═════ Page extract
1925: Mrs. W. J. Matherly of Chapel Hill invents what is possibly the first automobile seat belt and child-restraint device. She places broad bands of cloth under her 11-month-old daughter’s arms and across her chest. Then she adjusts the bands so they are tight enough to hold the child captive yet loose enough for her to move her head and limbs.

1927: The Ford Motor Company manufactures 100,000 automobiles at a plant in Charlotte.

1927: Charles Lindbergh wins a prize of $25,000 for flying nonstop from New York to Paris, a 33-hour flight over water. He returns to the United States by ship and is welcomed by four million people and a ticker-tape parade in New York City.

1931: Raleigh becomes a rest and refueling stop on the first regularly scheduled airline passenger route from New York to Miami.

1935: German engineers begin developing early prototypes of jet engines. A poor decision by Adolf Hitler slows Germany’s introduction of jet aircraft into World War II until after 1944.

1936: The Intracoastal Waterway is completed through North Carolina.

1937: The German airship Hindenburg bursts into flames in New Jersey after arriving from Frankfurt, Germany.

1940: Piedmont Aviation is incorporated under North Carolina law. The airline company is headquartered at Smith Reynolds Airport in Winston-Salem.
══════════
Task description: Extend the transportation timeline past its 1940 Piedmont Aviation entry. The material that comes next isn't needed.
═════ Data to examine
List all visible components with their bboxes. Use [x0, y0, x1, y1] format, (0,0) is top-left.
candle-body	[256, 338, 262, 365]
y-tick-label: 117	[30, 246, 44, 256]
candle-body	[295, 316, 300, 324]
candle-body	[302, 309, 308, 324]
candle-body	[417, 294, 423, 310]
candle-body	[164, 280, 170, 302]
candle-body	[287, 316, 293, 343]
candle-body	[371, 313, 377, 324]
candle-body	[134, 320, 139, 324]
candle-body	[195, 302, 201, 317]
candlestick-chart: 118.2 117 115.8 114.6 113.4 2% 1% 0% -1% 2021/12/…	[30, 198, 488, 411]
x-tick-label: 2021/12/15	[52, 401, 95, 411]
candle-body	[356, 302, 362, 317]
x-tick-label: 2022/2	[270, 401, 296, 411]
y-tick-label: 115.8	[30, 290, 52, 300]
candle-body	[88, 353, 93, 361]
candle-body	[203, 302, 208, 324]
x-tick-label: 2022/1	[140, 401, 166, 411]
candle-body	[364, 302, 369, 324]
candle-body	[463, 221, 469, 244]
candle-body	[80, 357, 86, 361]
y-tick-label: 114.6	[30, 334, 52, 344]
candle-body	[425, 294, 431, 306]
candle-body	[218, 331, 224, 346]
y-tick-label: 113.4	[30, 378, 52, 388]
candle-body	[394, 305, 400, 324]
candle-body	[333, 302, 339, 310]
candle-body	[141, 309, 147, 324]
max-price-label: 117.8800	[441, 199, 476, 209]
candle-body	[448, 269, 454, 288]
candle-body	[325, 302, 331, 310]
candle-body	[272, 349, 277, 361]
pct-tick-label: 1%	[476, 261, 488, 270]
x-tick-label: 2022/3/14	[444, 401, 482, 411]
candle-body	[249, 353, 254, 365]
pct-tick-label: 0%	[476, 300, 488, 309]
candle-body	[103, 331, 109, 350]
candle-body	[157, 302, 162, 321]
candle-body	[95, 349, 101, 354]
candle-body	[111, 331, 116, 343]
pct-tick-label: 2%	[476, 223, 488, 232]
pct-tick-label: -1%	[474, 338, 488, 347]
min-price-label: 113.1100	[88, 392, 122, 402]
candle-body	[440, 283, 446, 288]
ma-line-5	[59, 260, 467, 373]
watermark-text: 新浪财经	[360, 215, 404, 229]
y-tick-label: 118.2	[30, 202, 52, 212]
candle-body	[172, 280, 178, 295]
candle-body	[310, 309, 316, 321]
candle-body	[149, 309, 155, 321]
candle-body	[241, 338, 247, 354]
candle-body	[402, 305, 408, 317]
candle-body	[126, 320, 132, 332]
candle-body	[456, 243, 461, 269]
══════════
Response area:
1944: During World War II, Major George E. Preddy of Greensboro gains international fame as a flying ace by shooting down a record number of Nazi aircraft.

1948: North Carolinian Francis Melvin Rogallo invents the triangular-winged delta plane for hang gliding.

1949: The General Assembly authorizes $7,500,000 in bonds to improve the shipping ports at Wilmington and Morehead City.

1949–1953: More than 14,800 miles of rural roads are finally paved in Governor W. Kerr Scott’s campaign to “get the farmer out of the mud.”

1950–1953: While they were first used in World War II (1941–1945), helicopters become indispensable during the Korean War. When medics begin serving on helicopter crews and giving blood transfusions in flight, the number of wounded soldiers who die before reaching hospitals drops in half.